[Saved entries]

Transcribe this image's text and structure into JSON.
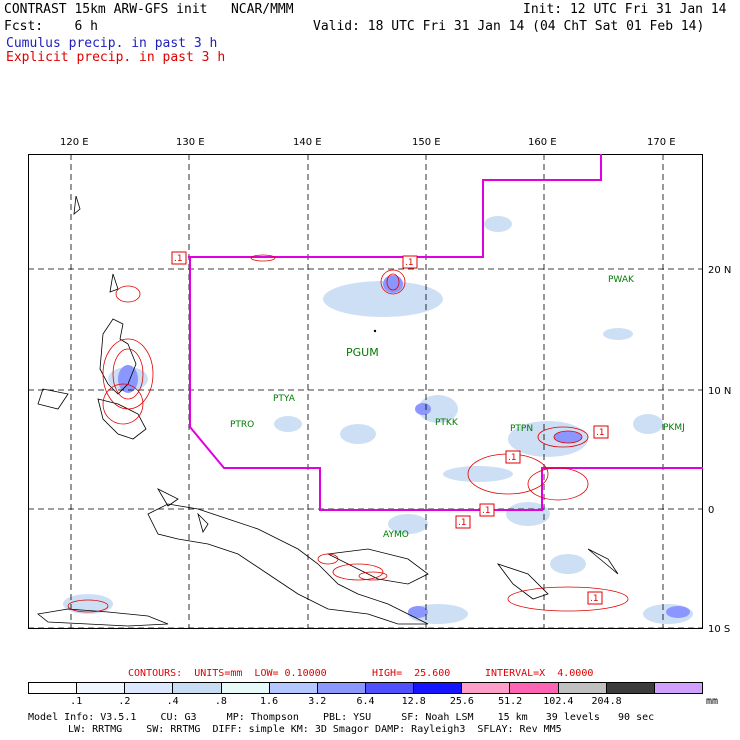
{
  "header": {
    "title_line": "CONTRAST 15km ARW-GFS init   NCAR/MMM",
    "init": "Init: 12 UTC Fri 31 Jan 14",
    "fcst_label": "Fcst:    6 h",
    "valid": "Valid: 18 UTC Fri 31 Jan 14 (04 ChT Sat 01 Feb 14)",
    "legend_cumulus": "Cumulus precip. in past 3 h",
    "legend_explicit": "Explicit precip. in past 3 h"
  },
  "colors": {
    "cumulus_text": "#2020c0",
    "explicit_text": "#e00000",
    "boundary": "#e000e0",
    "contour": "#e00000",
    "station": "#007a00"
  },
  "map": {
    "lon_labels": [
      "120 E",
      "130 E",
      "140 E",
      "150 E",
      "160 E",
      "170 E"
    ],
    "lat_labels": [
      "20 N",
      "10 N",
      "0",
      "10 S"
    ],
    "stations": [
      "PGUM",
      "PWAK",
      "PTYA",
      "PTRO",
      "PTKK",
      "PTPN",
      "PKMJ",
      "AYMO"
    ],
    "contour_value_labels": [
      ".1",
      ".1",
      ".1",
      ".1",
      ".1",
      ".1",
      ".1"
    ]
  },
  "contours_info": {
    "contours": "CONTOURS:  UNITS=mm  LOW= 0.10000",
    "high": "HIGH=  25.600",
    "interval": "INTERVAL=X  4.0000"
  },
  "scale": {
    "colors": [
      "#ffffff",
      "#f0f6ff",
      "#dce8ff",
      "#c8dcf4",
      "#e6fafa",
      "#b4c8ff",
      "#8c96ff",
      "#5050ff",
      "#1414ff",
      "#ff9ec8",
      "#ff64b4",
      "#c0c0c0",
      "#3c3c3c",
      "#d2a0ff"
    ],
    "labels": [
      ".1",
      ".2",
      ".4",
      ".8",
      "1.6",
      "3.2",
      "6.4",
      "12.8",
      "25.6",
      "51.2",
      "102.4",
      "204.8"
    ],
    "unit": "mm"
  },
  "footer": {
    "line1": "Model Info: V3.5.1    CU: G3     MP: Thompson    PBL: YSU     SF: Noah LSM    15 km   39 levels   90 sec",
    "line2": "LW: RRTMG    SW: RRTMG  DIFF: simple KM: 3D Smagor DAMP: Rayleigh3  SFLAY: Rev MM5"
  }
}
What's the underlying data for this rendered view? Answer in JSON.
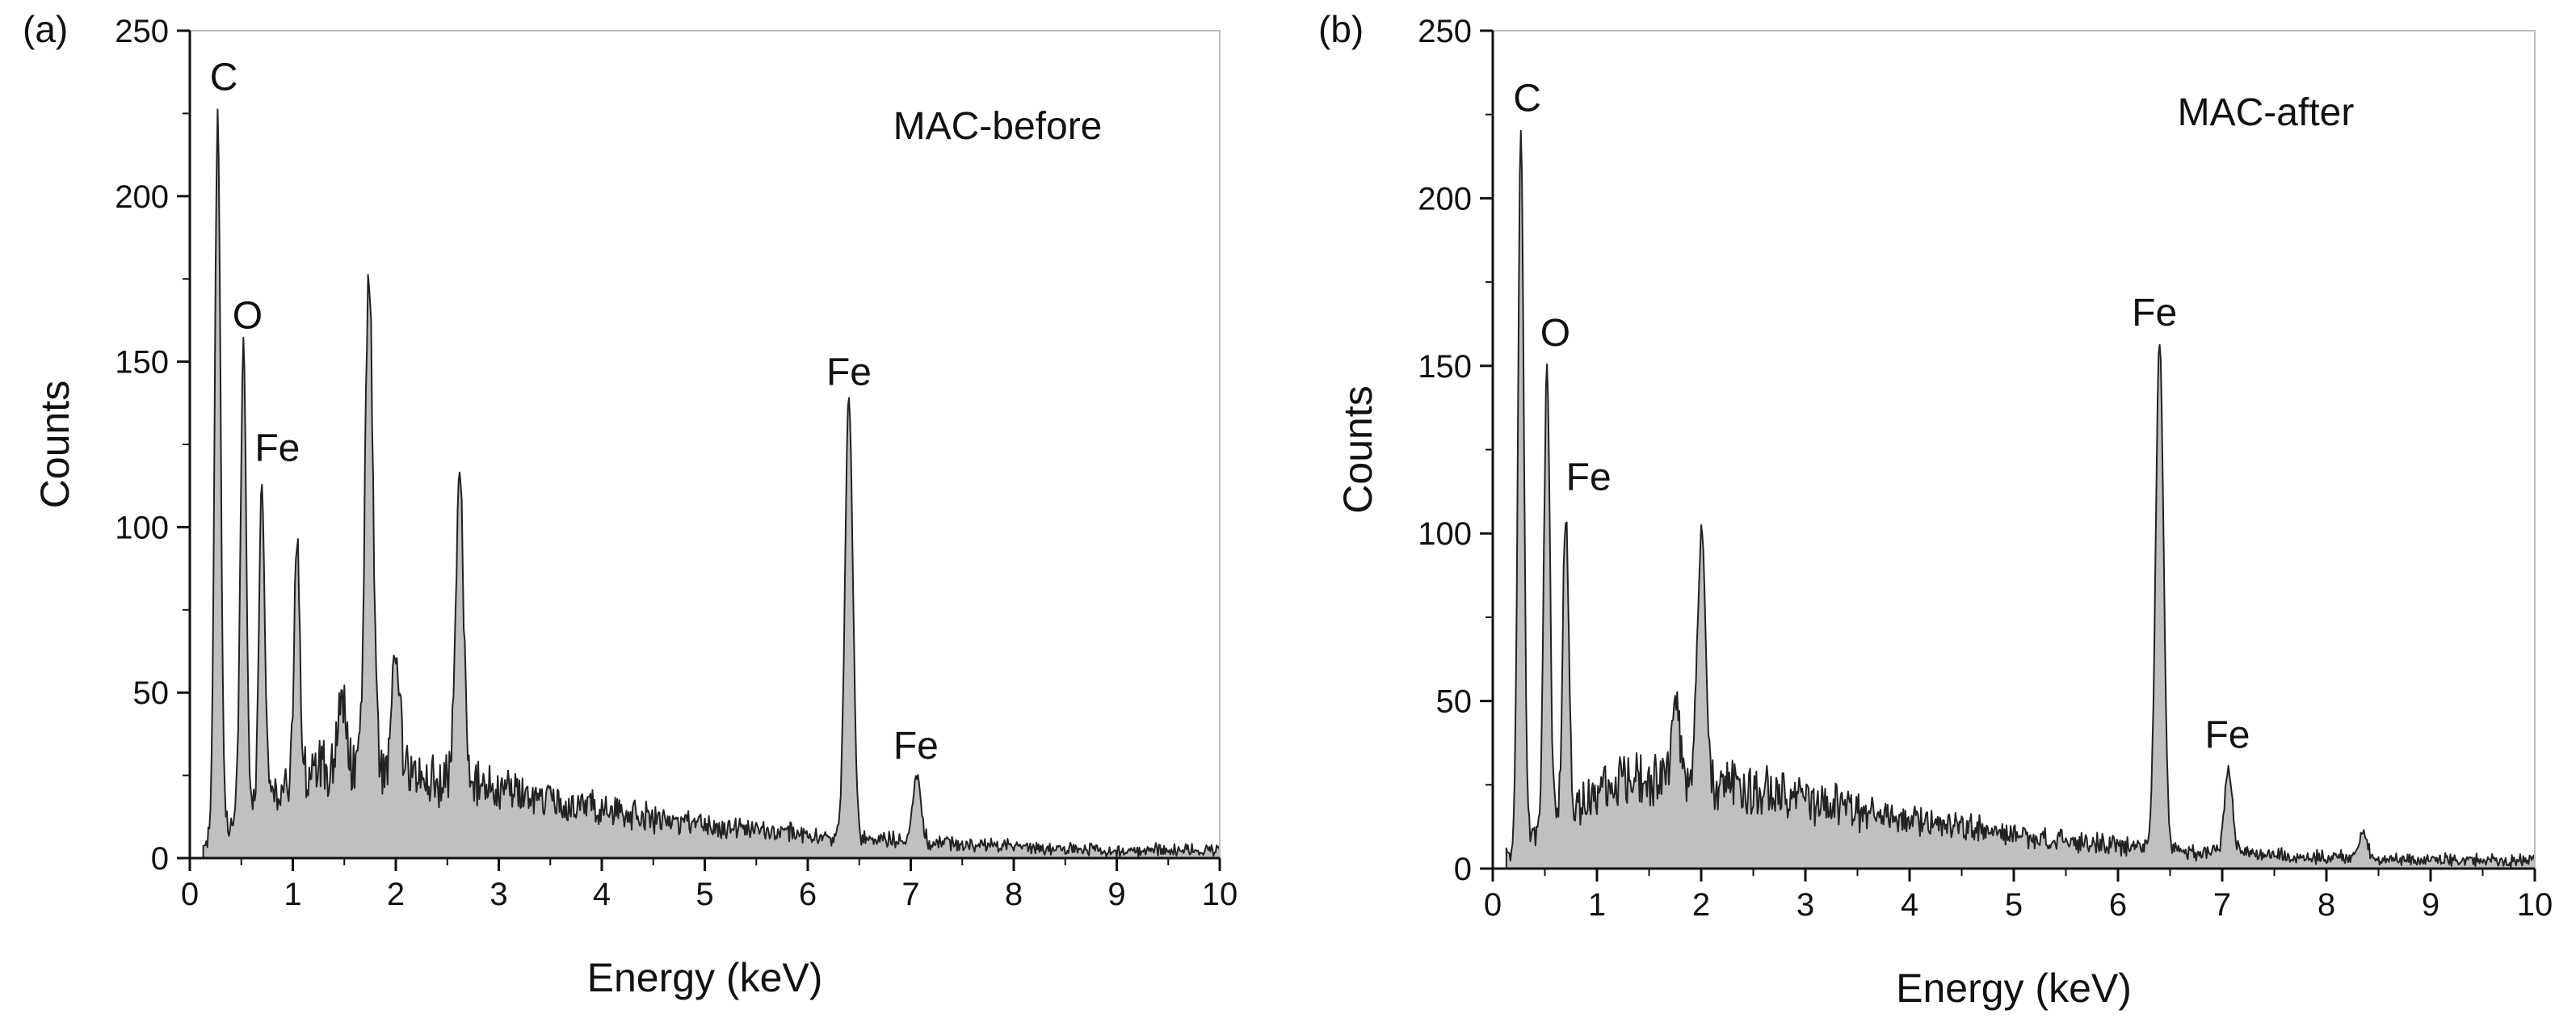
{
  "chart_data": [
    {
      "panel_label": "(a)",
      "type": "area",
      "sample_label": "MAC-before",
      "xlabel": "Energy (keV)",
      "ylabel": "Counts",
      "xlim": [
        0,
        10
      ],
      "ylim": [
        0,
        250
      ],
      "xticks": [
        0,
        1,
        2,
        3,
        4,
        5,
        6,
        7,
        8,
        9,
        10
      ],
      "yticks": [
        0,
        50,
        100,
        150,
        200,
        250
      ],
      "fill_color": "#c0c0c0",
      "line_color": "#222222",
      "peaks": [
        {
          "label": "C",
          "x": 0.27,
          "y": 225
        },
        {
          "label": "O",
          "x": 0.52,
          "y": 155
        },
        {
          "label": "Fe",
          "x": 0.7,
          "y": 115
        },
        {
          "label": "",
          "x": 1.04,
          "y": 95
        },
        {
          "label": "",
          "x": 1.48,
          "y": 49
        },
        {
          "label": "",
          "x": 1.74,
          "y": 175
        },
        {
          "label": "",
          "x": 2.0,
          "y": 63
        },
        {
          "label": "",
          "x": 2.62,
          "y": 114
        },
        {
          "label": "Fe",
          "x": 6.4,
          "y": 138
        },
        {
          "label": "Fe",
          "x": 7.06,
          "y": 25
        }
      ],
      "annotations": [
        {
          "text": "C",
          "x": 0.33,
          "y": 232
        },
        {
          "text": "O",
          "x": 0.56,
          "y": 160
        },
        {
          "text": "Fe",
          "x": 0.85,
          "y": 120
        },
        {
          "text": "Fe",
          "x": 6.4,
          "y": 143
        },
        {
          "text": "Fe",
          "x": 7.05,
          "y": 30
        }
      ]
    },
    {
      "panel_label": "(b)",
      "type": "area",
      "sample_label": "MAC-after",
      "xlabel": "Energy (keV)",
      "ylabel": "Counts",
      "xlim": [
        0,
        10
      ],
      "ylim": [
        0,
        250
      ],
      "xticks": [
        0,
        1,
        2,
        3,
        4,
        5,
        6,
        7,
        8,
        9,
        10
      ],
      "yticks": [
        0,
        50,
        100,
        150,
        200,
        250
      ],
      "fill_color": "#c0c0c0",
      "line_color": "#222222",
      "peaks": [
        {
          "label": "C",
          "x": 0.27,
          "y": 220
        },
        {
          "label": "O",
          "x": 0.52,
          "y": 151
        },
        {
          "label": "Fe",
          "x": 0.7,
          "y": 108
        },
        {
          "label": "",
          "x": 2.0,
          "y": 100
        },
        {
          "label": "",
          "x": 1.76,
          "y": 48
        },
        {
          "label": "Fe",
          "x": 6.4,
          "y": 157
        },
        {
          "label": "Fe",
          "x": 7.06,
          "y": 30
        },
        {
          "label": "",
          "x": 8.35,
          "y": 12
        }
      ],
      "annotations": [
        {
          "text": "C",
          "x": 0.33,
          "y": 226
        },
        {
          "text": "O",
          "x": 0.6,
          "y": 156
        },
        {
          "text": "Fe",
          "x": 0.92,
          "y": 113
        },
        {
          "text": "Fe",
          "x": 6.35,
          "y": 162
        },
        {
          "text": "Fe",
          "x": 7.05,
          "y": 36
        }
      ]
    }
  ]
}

◆ JOB ◆
Extract the text of all the records above verbatim, excluding pictures.

◆ SOLVED EXERCISE ◆
Transcribe this image's text and structure into JSON.
{
  "header": {
    "title_line": "CONTRAST 15km ARW-GFS init   NCAR/MMM",
    "init": "Init: 12 UTC Fri 31 Jan 14",
    "fcst_label": "Fcst:    6 h",
    "valid": "Valid: 18 UTC Fri 31 Jan 14 (04 ChT Sat 01 Feb 14)",
    "legend_cumulus": "Cumulus precip. in past 3 h",
    "legend_explicit": "Explicit precip. in past 3 h"
  },
  "colors": {
    "cumulus_text": "#2020c0",
    "explicit_text": "#e00000",
    "boundary": "#e000e0",
    "contour": "#e00000",
    "station": "#007a00"
  },
  "map": {
    "lon_labels": [
      "120 E",
      "130 E",
      "140 E",
      "150 E",
      "160 E",
      "170 E"
    ],
    "lat_labels": [
      "20 N",
      "10 N",
      "0",
      "10 S"
    ],
    "stations": [
      "PGUM",
      "PWAK",
      "PTYA",
      "PTRO",
      "PTKK",
      "PTPN",
      "PKMJ",
      "AYMO"
    ],
    "contour_value_labels": [
      ".1",
      ".1",
      ".1",
      ".1",
      ".1",
      ".1",
      ".1"
    ]
  },
  "contours_info": {
    "contours": "CONTOURS:  UNITS=mm  LOW= 0.10000",
    "high": "HIGH=  25.600",
    "interval": "INTERVAL=X  4.0000"
  },
  "scale": {
    "colors": [
      "#ffffff",
      "#f0f6ff",
      "#dce8ff",
      "#c8dcf4",
      "#e6fafa",
      "#b4c8ff",
      "#8c96ff",
      "#5050ff",
      "#1414ff",
      "#ff9ec8",
      "#ff64b4",
      "#c0c0c0",
      "#3c3c3c",
      "#d2a0ff"
    ],
    "labels": [
      ".1",
      ".2",
      ".4",
      ".8",
      "1.6",
      "3.2",
      "6.4",
      "12.8",
      "25.6",
      "51.2",
      "102.4",
      "204.8"
    ],
    "unit": "mm"
  },
  "footer": {
    "line1": "Model Info: V3.5.1    CU: G3     MP: Thompson    PBL: YSU     SF: Noah LSM    15 km   39 levels   90 sec",
    "line2": "LW: RRTMG    SW: RRTMG  DIFF: simple KM: 3D Smagor DAMP: Rayleigh3  SFLAY: Rev MM5"
  }
}
What's the underlying data for this rendered view? Answer in JSON.
{
  "chart_data": [
    {
      "panel_label": "(a)",
      "type": "area",
      "sample_label": "MAC-before",
      "xlabel": "Energy (keV)",
      "ylabel": "Counts",
      "xlim": [
        0,
        10
      ],
      "ylim": [
        0,
        250
      ],
      "xticks": [
        0,
        1,
        2,
        3,
        4,
        5,
        6,
        7,
        8,
        9,
        10
      ],
      "yticks": [
        0,
        50,
        100,
        150,
        200,
        250
      ],
      "fill_color": "#c0c0c0",
      "line_color": "#222222",
      "peaks": [
        {
          "label": "C",
          "x": 0.27,
          "y": 225
        },
        {
          "label": "O",
          "x": 0.52,
          "y": 155
        },
        {
          "label": "Fe",
          "x": 0.7,
          "y": 115
        },
        {
          "label": "",
          "x": 1.04,
          "y": 95
        },
        {
          "label": "",
          "x": 1.48,
          "y": 49
        },
        {
          "label": "",
          "x": 1.74,
          "y": 175
        },
        {
          "label": "",
          "x": 2.0,
          "y": 63
        },
        {
          "label": "",
          "x": 2.62,
          "y": 114
        },
        {
          "label": "Fe",
          "x": 6.4,
          "y": 138
        },
        {
          "label": "Fe",
          "x": 7.06,
          "y": 25
        }
      ],
      "annotations": [
        {
          "text": "C",
          "x": 0.33,
          "y": 232
        },
        {
          "text": "O",
          "x": 0.56,
          "y": 160
        },
        {
          "text": "Fe",
          "x": 0.85,
          "y": 120
        },
        {
          "text": "Fe",
          "x": 6.4,
          "y": 143
        },
        {
          "text": "Fe",
          "x": 7.05,
          "y": 30
        }
      ]
    },
    {
      "panel_label": "(b)",
      "type": "area",
      "sample_label": "MAC-after",
      "xlabel": "Energy (keV)",
      "ylabel": "Counts",
      "xlim": [
        0,
        10
      ],
      "ylim": [
        0,
        250
      ],
      "xticks": [
        0,
        1,
        2,
        3,
        4,
        5,
        6,
        7,
        8,
        9,
        10
      ],
      "yticks": [
        0,
        50,
        100,
        150,
        200,
        250
      ],
      "fill_color": "#c0c0c0",
      "line_color": "#222222",
      "peaks": [
        {
          "label": "C",
          "x": 0.27,
          "y": 220
        },
        {
          "label": "O",
          "x": 0.52,
          "y": 151
        },
        {
          "label": "Fe",
          "x": 0.7,
          "y": 108
        },
        {
          "label": "",
          "x": 2.0,
          "y": 100
        },
        {
          "label": "",
          "x": 1.76,
          "y": 48
        },
        {
          "label": "Fe",
          "x": 6.4,
          "y": 157
        },
        {
          "label": "Fe",
          "x": 7.06,
          "y": 30
        },
        {
          "label": "",
          "x": 8.35,
          "y": 12
        }
      ],
      "annotations": [
        {
          "text": "C",
          "x": 0.33,
          "y": 226
        },
        {
          "text": "O",
          "x": 0.6,
          "y": 156
        },
        {
          "text": "Fe",
          "x": 0.92,
          "y": 113
        },
        {
          "text": "Fe",
          "x": 6.35,
          "y": 162
        },
        {
          "text": "Fe",
          "x": 7.05,
          "y": 36
        }
      ]
    }
  ]
}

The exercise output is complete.